Aim of the exercise - Copy out each line below that has the word "организациям" in it.

** start of Entries provided **

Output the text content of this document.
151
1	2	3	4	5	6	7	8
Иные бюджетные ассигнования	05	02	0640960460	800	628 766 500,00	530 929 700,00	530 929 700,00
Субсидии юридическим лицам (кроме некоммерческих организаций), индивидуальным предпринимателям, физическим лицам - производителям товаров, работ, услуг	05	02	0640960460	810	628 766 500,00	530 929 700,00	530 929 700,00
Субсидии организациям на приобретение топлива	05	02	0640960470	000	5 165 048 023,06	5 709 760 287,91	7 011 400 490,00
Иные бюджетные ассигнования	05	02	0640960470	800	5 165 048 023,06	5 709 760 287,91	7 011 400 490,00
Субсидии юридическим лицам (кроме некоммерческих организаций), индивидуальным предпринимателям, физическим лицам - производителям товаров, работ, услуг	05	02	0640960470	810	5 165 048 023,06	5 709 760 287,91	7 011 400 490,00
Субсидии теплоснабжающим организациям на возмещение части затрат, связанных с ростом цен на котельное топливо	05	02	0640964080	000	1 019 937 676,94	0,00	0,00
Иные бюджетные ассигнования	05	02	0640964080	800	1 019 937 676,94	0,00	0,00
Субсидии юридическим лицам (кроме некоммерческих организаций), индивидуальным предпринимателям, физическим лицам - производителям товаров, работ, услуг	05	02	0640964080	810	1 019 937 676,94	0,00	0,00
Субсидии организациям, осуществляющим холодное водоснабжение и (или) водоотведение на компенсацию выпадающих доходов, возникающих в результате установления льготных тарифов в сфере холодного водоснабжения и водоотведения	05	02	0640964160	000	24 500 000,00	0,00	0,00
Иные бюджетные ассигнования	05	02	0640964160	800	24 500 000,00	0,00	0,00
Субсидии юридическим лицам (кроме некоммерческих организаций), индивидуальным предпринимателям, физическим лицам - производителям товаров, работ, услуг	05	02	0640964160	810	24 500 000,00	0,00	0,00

** end of Entries provided **

Response to the exercise -
Субсидии организациям на приобретение топлива	05	02	0640960470	000	5 165 048 023,06	5 709 760 287,91	7 011 400 490,00
Субсидии теплоснабжающим организациям на возмещение части затрат, связанных с ростом цен на котельное топливо	05	02	0640964080	000	1 019 937 676,94	0,00	0,00
Субсидии организациям, осуществляющим холодное водоснабжение и (или) водоотведение на компенсацию выпадающих доходов, возникающих в результате установления льготных тарифов в сфере холодного водоснабжения и водоотведения	05	02	0640964160	000	24 500 000,00	0,00	0,00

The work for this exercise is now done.